- [Set exercise]
Set the listing down again exactly, please, apart from its pictures.

--- Records shown ---

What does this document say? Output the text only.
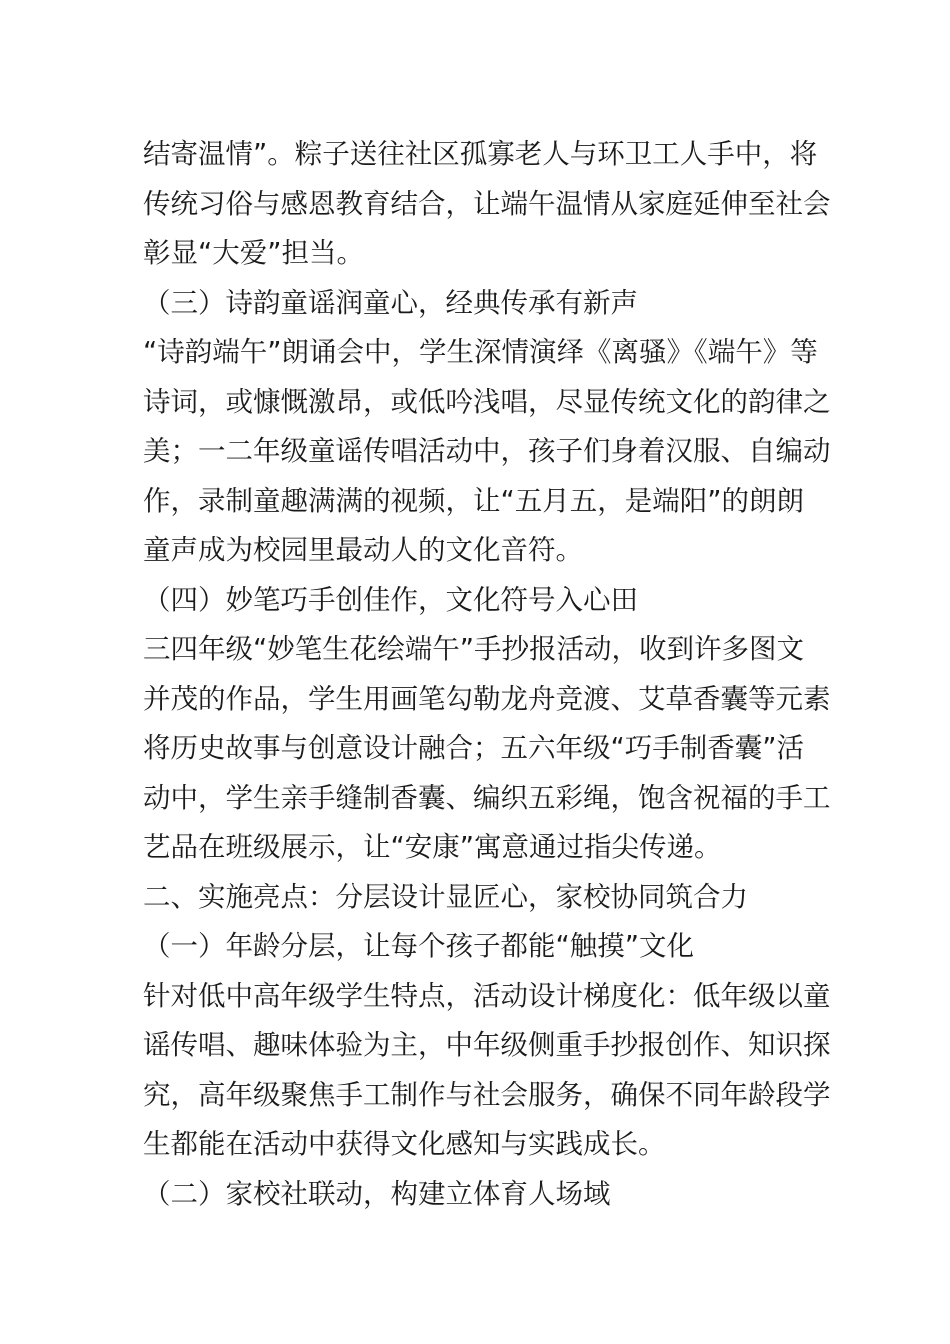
结寄温情”。粽子送往社区孤寡老人与环卫工人手中，将
传统习俗与感恩教育结合，让端午温情从家庭延伸至社会
彰显“大爱”担当。
（三）诗韵童谣润童心，经典传承有新声
“诗韵端午”朗诵会中，学生深情演绎《离骚》《端午》等
诗词，或慷慨激昂，或低吟浅唱，尽显传统文化的韵律之
美；一二年级童谣传唱活动中，孩子们身着汉服、自编动
作，录制童趣满满的视频，让“五月五，是端阳”的朗朗
童声成为校园里最动人的文化音符。
（四）妙笔巧手创佳作，文化符号入心田
三四年级“妙笔生花绘端午”手抄报活动，收到许多图文
并茂的作品，学生用画笔勾勒龙舟竞渡、艾草香囊等元素
将历史故事与创意设计融合；五六年级“巧手制香囊”活
动中，学生亲手缝制香囊、编织五彩绳，饱含祝福的手工
艺品在班级展示，让“安康”寓意通过指尖传递。
二、实施亮点：分层设计显匠心，家校协同筑合力
（一）年龄分层，让每个孩子都能“触摸”文化
针对低中高年级学生特点，活动设计梯度化：低年级以童
谣传唱、趣味体验为主，中年级侧重手抄报创作、知识探
究，高年级聚焦手工制作与社会服务，确保不同年龄段学
生都能在活动中获得文化感知与实践成长。
（二）家校社联动，构建立体育人场域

---

- [Written solution]
What does this document say? Output the text only.
结寄温情”。粽子送往社区孤寡老人与环卫工人手中，将
传统习俗与感恩教育结合，让端午温情从家庭延伸至社会
彰显“大爱”担当。
（三）诗韵童谣润童心，经典传承有新声
“诗韵端午”朗诵会中，学生深情演绎《离骚》《端午》等
诗词，或慷慨激昂，或低吟浅唱，尽显传统文化的韵律之
美；一二年级童谣传唱活动中，孩子们身着汉服、自编动
作，录制童趣满满的视频，让“五月五，是端阳”的朗朗
童声成为校园里最动人的文化音符。
（四）妙笔巧手创佳作，文化符号入心田
三四年级“妙笔生花绘端午”手抄报活动，收到许多图文
并茂的作品，学生用画笔勾勒龙舟竞渡、艾草香囊等元素
将历史故事与创意设计融合；五六年级“巧手制香囊”活
动中，学生亲手缝制香囊、编织五彩绳，饱含祝福的手工
艺品在班级展示，让“安康”寓意通过指尖传递。
二、实施亮点：分层设计显匠心，家校协同筑合力
（一）年龄分层，让每个孩子都能“触摸”文化
针对低中高年级学生特点，活动设计梯度化：低年级以童
谣传唱、趣味体验为主，中年级侧重手抄报创作、知识探
究，高年级聚焦手工制作与社会服务，确保不同年龄段学
生都能在活动中获得文化感知与实践成长。
（二）家校社联动，构建立体育人场域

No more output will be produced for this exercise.